Provide nothing beyond the count of lines that include the string "JSON".

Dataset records
+===+

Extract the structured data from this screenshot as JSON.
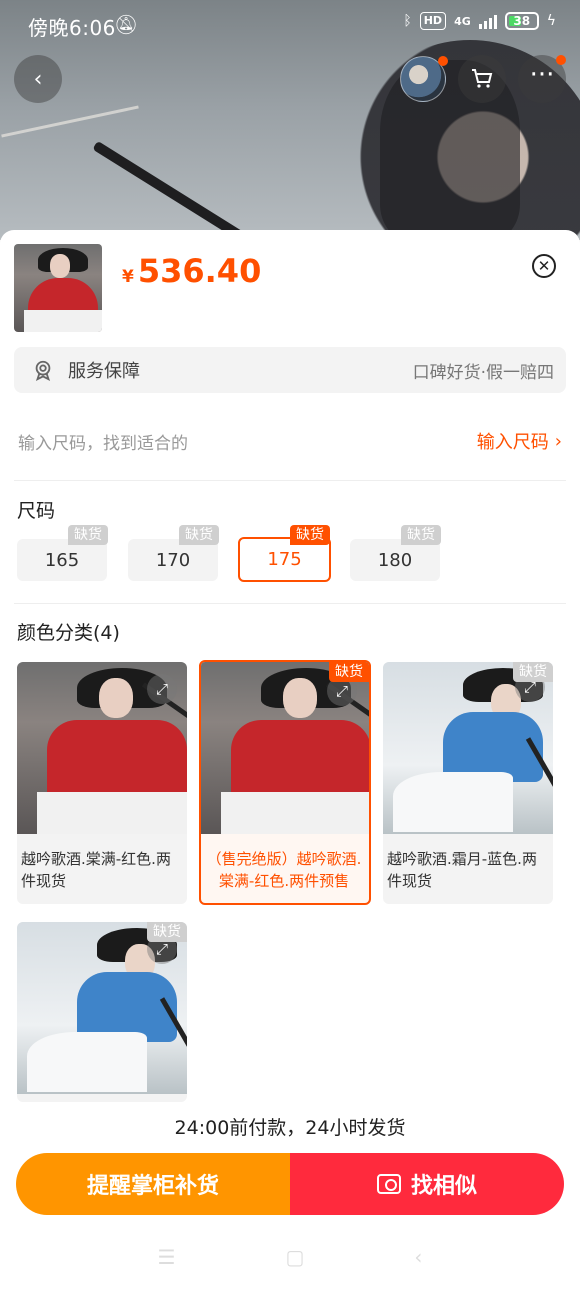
{
  "status_bar": {
    "time": "傍晚6:06",
    "network": "4G",
    "hd": "HD",
    "battery": "38"
  },
  "top_nav": {
    "back_icon": "back-arrow-icon",
    "cart_icon": "cart-icon",
    "more_icon": "more-dots-icon"
  },
  "product": {
    "currency": "¥",
    "price": "536.40"
  },
  "service": {
    "label": "服务保障",
    "detail": "口碑好货·假一赔四"
  },
  "size_finder": {
    "hint": "输入尺码，找到适合的",
    "link": "输入尺码"
  },
  "size_section": {
    "title": "尺码",
    "options": [
      {
        "label": "165",
        "badge": "缺货",
        "selected": false
      },
      {
        "label": "170",
        "badge": "缺货",
        "selected": false
      },
      {
        "label": "175",
        "badge": "缺货",
        "selected": true
      },
      {
        "label": "180",
        "badge": "缺货",
        "selected": false
      }
    ]
  },
  "color_section": {
    "title": "颜色分类(4)",
    "options": [
      {
        "caption": "越吟歌酒.棠满-红色.两件现货",
        "badge": "",
        "selected": false
      },
      {
        "caption": "（售完绝版）越吟歌酒.棠满-红色.两件预售",
        "badge": "缺货",
        "selected": true
      },
      {
        "caption": "越吟歌酒.霜月-蓝色.两件现货",
        "badge": "缺货",
        "selected": false
      },
      {
        "caption": "",
        "badge": "缺货",
        "selected": false
      }
    ]
  },
  "shipping_note": "24:00前付款，24小时发货",
  "actions": {
    "remind": "提醒掌柜补货",
    "similar": "找相似"
  },
  "colors": {
    "accent": "#ff5000",
    "remind_button": "#ff9500",
    "similar_button": "#ff2a3d"
  }
}
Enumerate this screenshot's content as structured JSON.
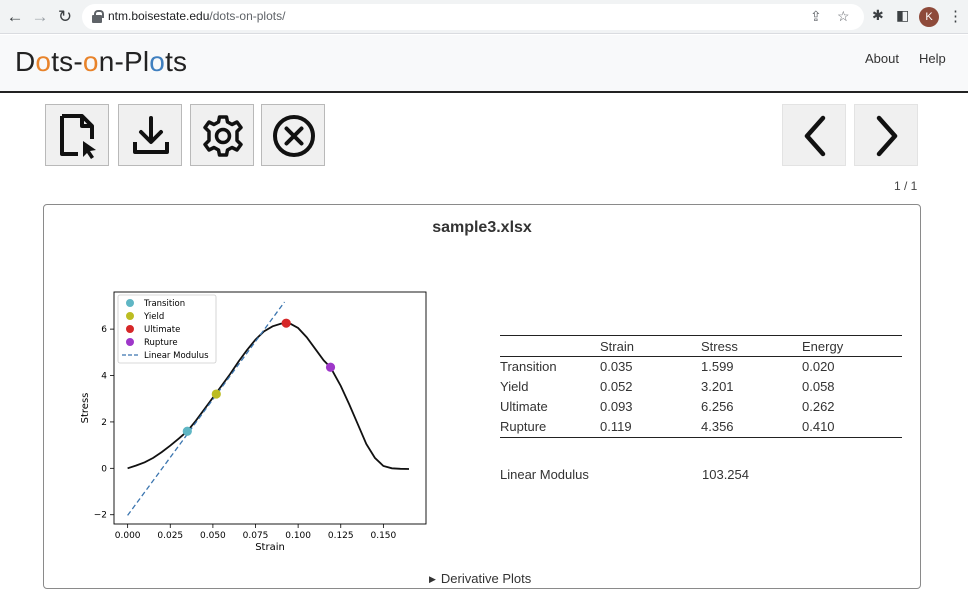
{
  "browser": {
    "url_host": "ntm.boisestate.edu",
    "url_path": "/dots-on-plots/",
    "profile_initial": "K"
  },
  "site": {
    "logo": {
      "p1": "D",
      "o1": "o",
      "p2": "ts-",
      "o2": "o",
      "p3": "n-Pl",
      "o3": "o",
      "p4": "ts"
    },
    "nav": {
      "about": "About",
      "help": "Help"
    }
  },
  "toolbar": {
    "icons": [
      "open-file-icon",
      "download-icon",
      "settings-gear-icon",
      "close-circle-icon"
    ],
    "prev_icon": "chevron-left-icon",
    "next_icon": "chevron-right-icon",
    "page_counter": "1 / 1"
  },
  "card": {
    "title": "sample3.xlsx",
    "details_label": "Derivative Plots"
  },
  "results": {
    "headers": [
      "",
      "Strain",
      "Stress",
      "Energy"
    ],
    "rows": [
      {
        "label": "Transition",
        "strain": "0.035",
        "stress": "1.599",
        "energy": "0.020"
      },
      {
        "label": "Yield",
        "strain": "0.052",
        "stress": "3.201",
        "energy": "0.058"
      },
      {
        "label": "Ultimate",
        "strain": "0.093",
        "stress": "6.256",
        "energy": "0.262"
      },
      {
        "label": "Rupture",
        "strain": "0.119",
        "stress": "4.356",
        "energy": "0.410"
      }
    ],
    "linear_modulus_label": "Linear Modulus",
    "linear_modulus_value": "103.254"
  },
  "chart_data": {
    "type": "line",
    "title": "",
    "xlabel": "Strain",
    "ylabel": "Stress",
    "xlim": [
      -0.008,
      0.175
    ],
    "ylim": [
      -2.4,
      7.6
    ],
    "xticks": [
      0.0,
      0.025,
      0.05,
      0.075,
      0.1,
      0.125,
      0.15
    ],
    "xtick_labels": [
      "0.000",
      "0.025",
      "0.050",
      "0.075",
      "0.100",
      "0.125",
      "0.150"
    ],
    "yticks": [
      -2,
      0,
      2,
      4,
      6
    ],
    "ytick_labels": [
      "−2",
      "0",
      "2",
      "4",
      "6"
    ],
    "grid": false,
    "legend": "top-left",
    "series": [
      {
        "name": "",
        "kind": "line",
        "color": "#111111",
        "x": [
          0.0,
          0.005,
          0.01,
          0.015,
          0.02,
          0.025,
          0.03,
          0.035,
          0.04,
          0.045,
          0.05,
          0.055,
          0.06,
          0.065,
          0.07,
          0.075,
          0.08,
          0.085,
          0.09,
          0.093,
          0.095,
          0.1,
          0.105,
          0.11,
          0.115,
          0.119,
          0.125,
          0.13,
          0.135,
          0.14,
          0.145,
          0.15,
          0.155,
          0.16,
          0.165
        ],
        "y": [
          0.0,
          0.12,
          0.26,
          0.45,
          0.7,
          0.98,
          1.28,
          1.599,
          2.05,
          2.55,
          3.05,
          3.55,
          4.05,
          4.6,
          5.1,
          5.55,
          5.9,
          6.12,
          6.24,
          6.256,
          6.25,
          6.05,
          5.65,
          5.15,
          4.65,
          4.356,
          3.55,
          2.75,
          1.9,
          1.05,
          0.45,
          0.1,
          0.0,
          -0.02,
          -0.03
        ]
      },
      {
        "name": "Linear Modulus",
        "kind": "dashed",
        "color": "#3b75af",
        "x": [
          0.0,
          0.092
        ],
        "y": [
          -2.03,
          7.17
        ]
      },
      {
        "name": "Transition",
        "kind": "point",
        "color": "#5fb6c4",
        "x": [
          0.035
        ],
        "y": [
          1.599
        ]
      },
      {
        "name": "Yield",
        "kind": "point",
        "color": "#bcbd22",
        "x": [
          0.052
        ],
        "y": [
          3.201
        ]
      },
      {
        "name": "Ultimate",
        "kind": "point",
        "color": "#d62728",
        "x": [
          0.093
        ],
        "y": [
          6.256
        ]
      },
      {
        "name": "Rupture",
        "kind": "point",
        "color": "#9e37c9",
        "x": [
          0.119
        ],
        "y": [
          4.356
        ]
      }
    ]
  }
}
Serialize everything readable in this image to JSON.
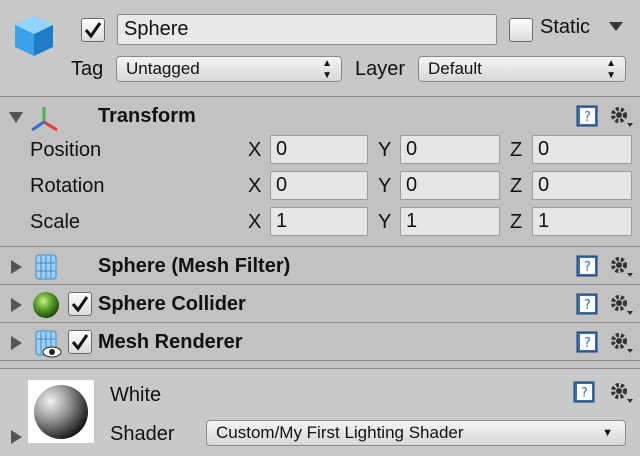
{
  "header": {
    "active": true,
    "name": "Sphere",
    "static_label": "Static",
    "static_checked": false,
    "tag_label": "Tag",
    "tag_value": "Untagged",
    "layer_label": "Layer",
    "layer_value": "Default"
  },
  "transform": {
    "title": "Transform",
    "rows": [
      {
        "label": "Position",
        "x": "0",
        "y": "0",
        "z": "0"
      },
      {
        "label": "Rotation",
        "x": "0",
        "y": "0",
        "z": "0"
      },
      {
        "label": "Scale",
        "x": "1",
        "y": "1",
        "z": "1"
      }
    ],
    "axes": {
      "x": "X",
      "y": "Y",
      "z": "Z"
    }
  },
  "components": [
    {
      "title": "Sphere (Mesh Filter)",
      "has_checkbox": false
    },
    {
      "title": "Sphere Collider",
      "has_checkbox": true,
      "checked": true
    },
    {
      "title": "Mesh Renderer",
      "has_checkbox": true,
      "checked": true
    }
  ],
  "material": {
    "name": "White",
    "shader_label": "Shader",
    "shader_value": "Custom/My First Lighting Shader"
  },
  "colors": {
    "panel_bg": "#c2c2c2",
    "help_icon_blue": "#3c6ea8",
    "cube_blue": "#39a0e6",
    "collider_green": "#5aa02c"
  }
}
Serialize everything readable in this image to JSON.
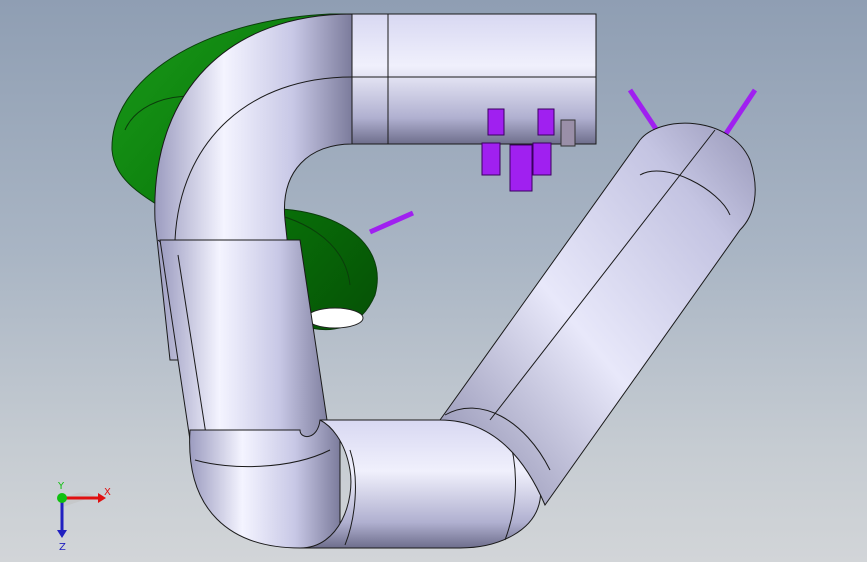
{
  "viewport": {
    "background_top": "#8f9eb3",
    "background_bottom": "#d2d5d8"
  },
  "model": {
    "pipe_color": "#c9c9ea",
    "pipe_shade": "#8a8aa6",
    "green_part_color": "#0a7a0a",
    "purple_part_color": "#a020f0",
    "edge_color": "#1a1a1a"
  },
  "triad": {
    "x_label": "X",
    "y_label": "Y",
    "z_label": "Z",
    "x_color": "#e01010",
    "y_color": "#10c010",
    "z_color": "#2020c0"
  }
}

+===+

■ **Response to the exercise**
4